Exercise
Sift the listing for lines that hold the string "this" and pull them out.

Data section

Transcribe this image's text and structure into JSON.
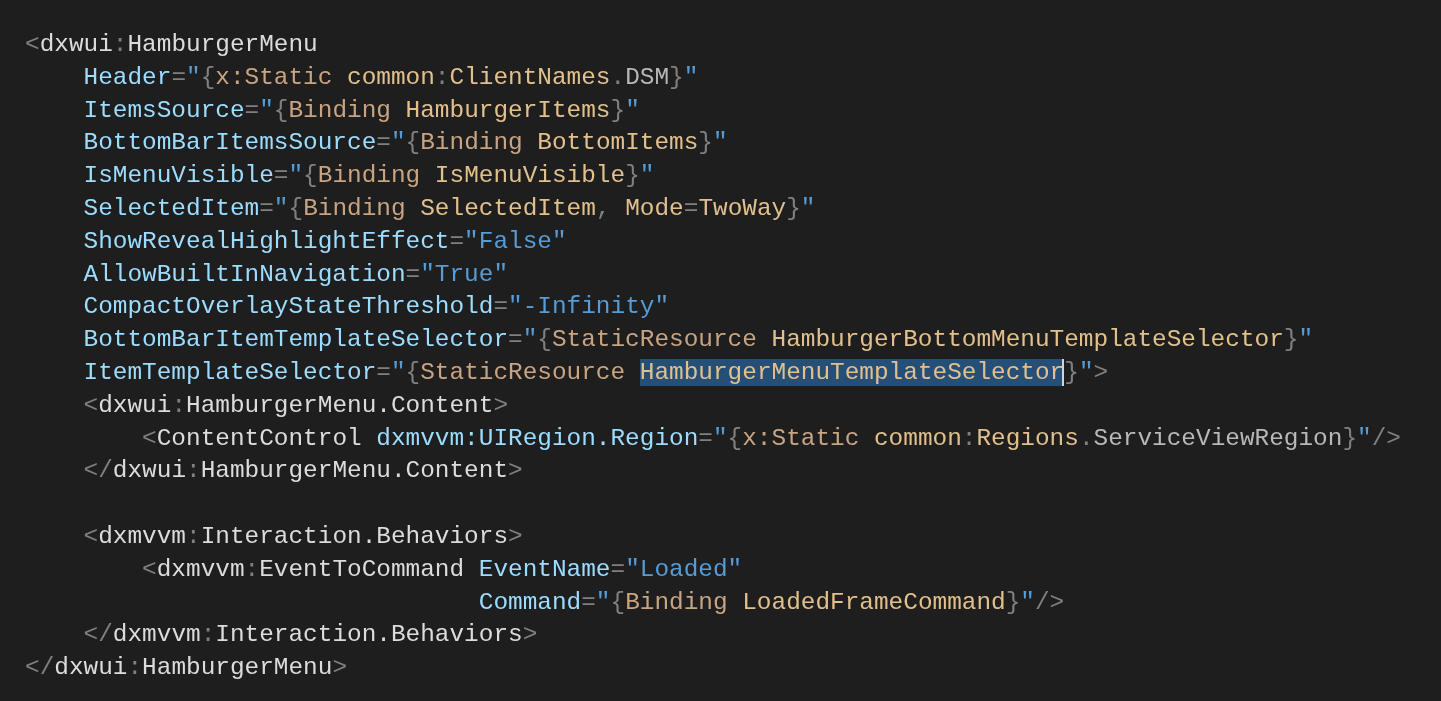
{
  "editor": {
    "lines": [
      {
        "kind": "code",
        "tokens": [
          {
            "text": "<",
            "kind": "punct"
          },
          {
            "text": "dxwui",
            "kind": "tag"
          },
          {
            "text": ":",
            "kind": "punct"
          },
          {
            "text": "HamburgerMenu",
            "kind": "tag"
          }
        ]
      },
      {
        "kind": "code",
        "tokens": [
          {
            "text": "    Header",
            "kind": "attr"
          },
          {
            "text": "=",
            "kind": "punct"
          },
          {
            "text": "\"",
            "kind": "quote"
          },
          {
            "text": "{",
            "kind": "punct"
          },
          {
            "text": "x:Static ",
            "kind": "ext"
          },
          {
            "text": "common",
            "kind": "ref"
          },
          {
            "text": ":",
            "kind": "punct"
          },
          {
            "text": "ClientNames",
            "kind": "ref"
          },
          {
            "text": ".",
            "kind": "punct"
          },
          {
            "text": "DSM",
            "kind": "member"
          },
          {
            "text": "}",
            "kind": "punct"
          },
          {
            "text": "\"",
            "kind": "quote"
          }
        ]
      },
      {
        "kind": "code",
        "tokens": [
          {
            "text": "    ItemsSource",
            "kind": "attr"
          },
          {
            "text": "=",
            "kind": "punct"
          },
          {
            "text": "\"",
            "kind": "quote"
          },
          {
            "text": "{",
            "kind": "punct"
          },
          {
            "text": "Binding ",
            "kind": "ext"
          },
          {
            "text": "HamburgerItems",
            "kind": "ref"
          },
          {
            "text": "}",
            "kind": "punct"
          },
          {
            "text": "\"",
            "kind": "quote"
          }
        ]
      },
      {
        "kind": "code",
        "tokens": [
          {
            "text": "    BottomBarItemsSource",
            "kind": "attr"
          },
          {
            "text": "=",
            "kind": "punct"
          },
          {
            "text": "\"",
            "kind": "quote"
          },
          {
            "text": "{",
            "kind": "punct"
          },
          {
            "text": "Binding ",
            "kind": "ext"
          },
          {
            "text": "BottomItems",
            "kind": "ref"
          },
          {
            "text": "}",
            "kind": "punct"
          },
          {
            "text": "\"",
            "kind": "quote"
          }
        ]
      },
      {
        "kind": "code",
        "tokens": [
          {
            "text": "    IsMenuVisible",
            "kind": "attr"
          },
          {
            "text": "=",
            "kind": "punct"
          },
          {
            "text": "\"",
            "kind": "quote"
          },
          {
            "text": "{",
            "kind": "punct"
          },
          {
            "text": "Binding ",
            "kind": "ext"
          },
          {
            "text": "IsMenuVisible",
            "kind": "ref"
          },
          {
            "text": "}",
            "kind": "punct"
          },
          {
            "text": "\"",
            "kind": "quote"
          }
        ]
      },
      {
        "kind": "code",
        "tokens": [
          {
            "text": "    SelectedItem",
            "kind": "attr"
          },
          {
            "text": "=",
            "kind": "punct"
          },
          {
            "text": "\"",
            "kind": "quote"
          },
          {
            "text": "{",
            "kind": "punct"
          },
          {
            "text": "Binding ",
            "kind": "ext"
          },
          {
            "text": "SelectedItem",
            "kind": "ref"
          },
          {
            "text": ", ",
            "kind": "punct"
          },
          {
            "text": "Mode",
            "kind": "ref"
          },
          {
            "text": "=",
            "kind": "punct"
          },
          {
            "text": "TwoWay",
            "kind": "ref"
          },
          {
            "text": "}",
            "kind": "punct"
          },
          {
            "text": "\"",
            "kind": "quote"
          }
        ]
      },
      {
        "kind": "code",
        "tokens": [
          {
            "text": "    ShowRevealHighlightEffect",
            "kind": "attr"
          },
          {
            "text": "=",
            "kind": "punct"
          },
          {
            "text": "\"False\"",
            "kind": "string"
          }
        ]
      },
      {
        "kind": "code",
        "tokens": [
          {
            "text": "    AllowBuiltInNavigation",
            "kind": "attr"
          },
          {
            "text": "=",
            "kind": "punct"
          },
          {
            "text": "\"True\"",
            "kind": "string"
          }
        ]
      },
      {
        "kind": "code",
        "tokens": [
          {
            "text": "    CompactOverlayStateThreshold",
            "kind": "attr"
          },
          {
            "text": "=",
            "kind": "punct"
          },
          {
            "text": "\"-Infinity\"",
            "kind": "string"
          }
        ]
      },
      {
        "kind": "code",
        "tokens": [
          {
            "text": "    BottomBarItemTemplateSelector",
            "kind": "attr"
          },
          {
            "text": "=",
            "kind": "punct"
          },
          {
            "text": "\"",
            "kind": "quote"
          },
          {
            "text": "{",
            "kind": "punct"
          },
          {
            "text": "StaticResource ",
            "kind": "ext"
          },
          {
            "text": "HamburgerBottomMenuTemplateSelector",
            "kind": "ref"
          },
          {
            "text": "}",
            "kind": "punct"
          },
          {
            "text": "\"",
            "kind": "quote"
          }
        ]
      },
      {
        "kind": "code",
        "tokens": [
          {
            "text": "    ItemTemplateSelector",
            "kind": "attr"
          },
          {
            "text": "=",
            "kind": "punct"
          },
          {
            "text": "\"",
            "kind": "quote"
          },
          {
            "text": "{",
            "kind": "punct"
          },
          {
            "text": "StaticResource ",
            "kind": "ext"
          },
          {
            "text": "HamburgerMenuTemplateSelector",
            "kind": "selection"
          },
          {
            "text": "}",
            "kind": "punct"
          },
          {
            "text": "\"",
            "kind": "quote"
          },
          {
            "text": ">",
            "kind": "punct"
          }
        ]
      },
      {
        "kind": "code",
        "tokens": [
          {
            "text": "    <",
            "kind": "punct"
          },
          {
            "text": "dxwui",
            "kind": "tag"
          },
          {
            "text": ":",
            "kind": "punct"
          },
          {
            "text": "HamburgerMenu.Content",
            "kind": "tag"
          },
          {
            "text": ">",
            "kind": "punct"
          }
        ]
      },
      {
        "kind": "code",
        "tokens": [
          {
            "text": "        <",
            "kind": "punct"
          },
          {
            "text": "ContentControl ",
            "kind": "tag"
          },
          {
            "text": "dxmvvm:UIRegion.Region",
            "kind": "attr"
          },
          {
            "text": "=",
            "kind": "punct"
          },
          {
            "text": "\"",
            "kind": "quote"
          },
          {
            "text": "{",
            "kind": "punct"
          },
          {
            "text": "x:Static ",
            "kind": "ext"
          },
          {
            "text": "common",
            "kind": "ref"
          },
          {
            "text": ":",
            "kind": "punct"
          },
          {
            "text": "Regions",
            "kind": "ref"
          },
          {
            "text": ".",
            "kind": "punct"
          },
          {
            "text": "ServiceViewRegion",
            "kind": "member"
          },
          {
            "text": "}",
            "kind": "punct"
          },
          {
            "text": "\"",
            "kind": "quote"
          },
          {
            "text": "/>",
            "kind": "punct"
          }
        ]
      },
      {
        "kind": "code",
        "tokens": [
          {
            "text": "    </",
            "kind": "punct"
          },
          {
            "text": "dxwui",
            "kind": "tag"
          },
          {
            "text": ":",
            "kind": "punct"
          },
          {
            "text": "HamburgerMenu.Content",
            "kind": "tag"
          },
          {
            "text": ">",
            "kind": "punct"
          }
        ]
      },
      {
        "kind": "blank"
      },
      {
        "kind": "code",
        "tokens": [
          {
            "text": "    <",
            "kind": "punct"
          },
          {
            "text": "dxmvvm",
            "kind": "tag"
          },
          {
            "text": ":",
            "kind": "punct"
          },
          {
            "text": "Interaction.Behaviors",
            "kind": "tag"
          },
          {
            "text": ">",
            "kind": "punct"
          }
        ]
      },
      {
        "kind": "code",
        "tokens": [
          {
            "text": "        <",
            "kind": "punct"
          },
          {
            "text": "dxmvvm",
            "kind": "tag"
          },
          {
            "text": ":",
            "kind": "punct"
          },
          {
            "text": "EventToCommand ",
            "kind": "tag"
          },
          {
            "text": "EventName",
            "kind": "attr"
          },
          {
            "text": "=",
            "kind": "punct"
          },
          {
            "text": "\"Loaded\"",
            "kind": "string"
          }
        ]
      },
      {
        "kind": "code",
        "tokens": [
          {
            "text": "                               Command",
            "kind": "attr"
          },
          {
            "text": "=",
            "kind": "punct"
          },
          {
            "text": "\"",
            "kind": "quote"
          },
          {
            "text": "{",
            "kind": "punct"
          },
          {
            "text": "Binding ",
            "kind": "ext"
          },
          {
            "text": "LoadedFrameCommand",
            "kind": "ref"
          },
          {
            "text": "}",
            "kind": "punct"
          },
          {
            "text": "\"",
            "kind": "quote"
          },
          {
            "text": "/>",
            "kind": "punct"
          }
        ]
      },
      {
        "kind": "code",
        "tokens": [
          {
            "text": "    </",
            "kind": "punct"
          },
          {
            "text": "dxmvvm",
            "kind": "tag"
          },
          {
            "text": ":",
            "kind": "punct"
          },
          {
            "text": "Interaction.Behaviors",
            "kind": "tag"
          },
          {
            "text": ">",
            "kind": "punct"
          }
        ]
      },
      {
        "kind": "code",
        "tokens": [
          {
            "text": "</",
            "kind": "punct"
          },
          {
            "text": "dxwui",
            "kind": "tag"
          },
          {
            "text": ":",
            "kind": "punct"
          },
          {
            "text": "HamburgerMenu",
            "kind": "tag"
          },
          {
            "text": ">",
            "kind": "punct"
          }
        ]
      }
    ]
  }
}
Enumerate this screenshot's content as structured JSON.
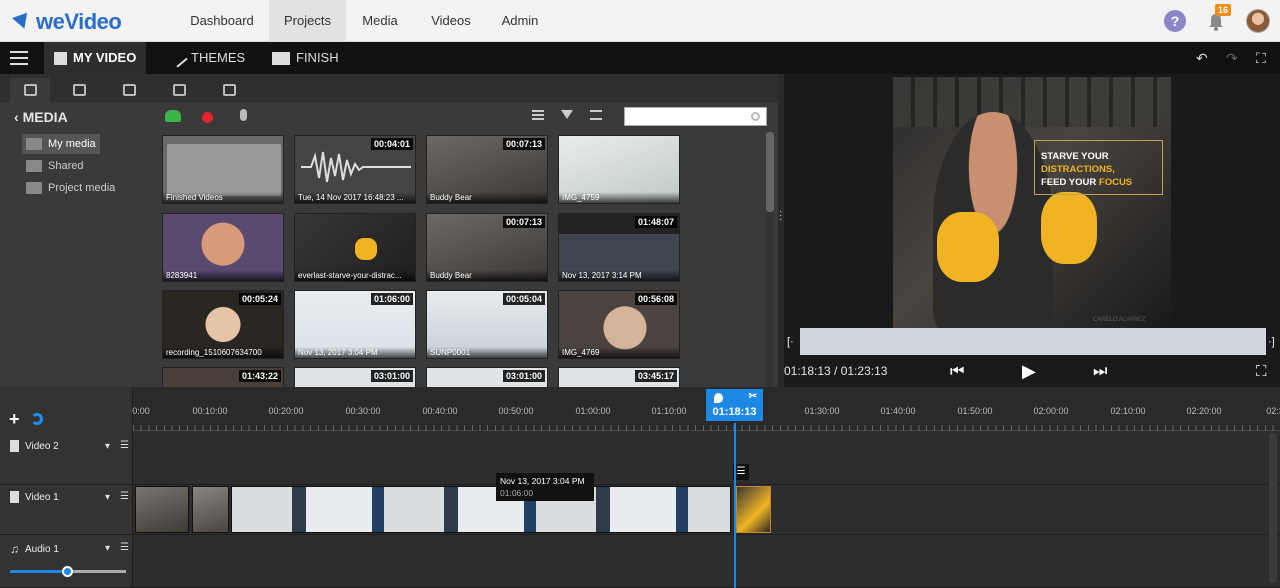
{
  "app": {
    "logo": "weVideo",
    "nav": [
      "Dashboard",
      "Projects",
      "Media",
      "Videos",
      "Admin"
    ],
    "active_nav": "Projects",
    "notifications": "16"
  },
  "toolbar": {
    "my_video": "MY VIDEO",
    "themes": "THEMES",
    "finish": "FINISH"
  },
  "media": {
    "title": "MEDIA",
    "search_placeholder": "",
    "folders": [
      "My media",
      "Shared",
      "Project media"
    ],
    "items": [
      {
        "label": "Finished Videos",
        "duration": ""
      },
      {
        "label": "Tue, 14 Nov 2017 16:48:23 ...",
        "duration": "00:04:01"
      },
      {
        "label": "Buddy Bear",
        "duration": "00:07:13"
      },
      {
        "label": "IMG_4759",
        "duration": ""
      },
      {
        "label": "8283941",
        "duration": ""
      },
      {
        "label": "everlast-starve-your-distrac...",
        "duration": ""
      },
      {
        "label": "Buddy Bear",
        "duration": "00:07:13"
      },
      {
        "label": "Nov 13, 2017 3:14 PM",
        "duration": "01:48:07"
      },
      {
        "label": "recording_1510607634700",
        "duration": "00:05:24"
      },
      {
        "label": "Nov 13, 2017 3:04 PM",
        "duration": "01:06:00"
      },
      {
        "label": "SUNP0001",
        "duration": "00:05:04"
      },
      {
        "label": "IMG_4769",
        "duration": "00:56:08"
      },
      {
        "label": "",
        "duration": "01:43:22"
      },
      {
        "label": "",
        "duration": "03:01:00"
      },
      {
        "label": "",
        "duration": "03:01:00"
      },
      {
        "label": "",
        "duration": "03:45:17"
      }
    ]
  },
  "preview": {
    "caption_line1_a": "STARVE YOUR ",
    "caption_line1_b": "DISTRACTIONS,",
    "caption_line2_a": "FEED YOUR ",
    "caption_line2_b": "FOCUS",
    "signature": "CANELO ALVAREZ",
    "timecode": "01:18:13 / 01:23:13"
  },
  "timeline": {
    "ruler": [
      "0:00",
      "00:10:00",
      "00:20:00",
      "00:30:00",
      "00:40:00",
      "00:50:00",
      "01:00:00",
      "01:10:00",
      "01:30:00",
      "01:40:00",
      "01:50:00",
      "02:00:00",
      "02:10:00",
      "02:20:00",
      "02:3"
    ],
    "playhead": "01:18:13",
    "tracks": [
      "Video 2",
      "Video 1",
      "Audio 1"
    ],
    "tooltip_title": "Nov 13, 2017 3:04 PM",
    "tooltip_duration": "01:06:00",
    "volume": 0.5
  },
  "colors": {
    "brand": "#2a6ec7",
    "playhead": "#1e88e5",
    "caption_highlight": "#f0b423",
    "record": "#e3262b",
    "upload": "#3cb54a",
    "badge": "#f08c1b"
  }
}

Correct output
Transcribe this image's text and structure into JSON.
Enumerate this screenshot's content as structured JSON.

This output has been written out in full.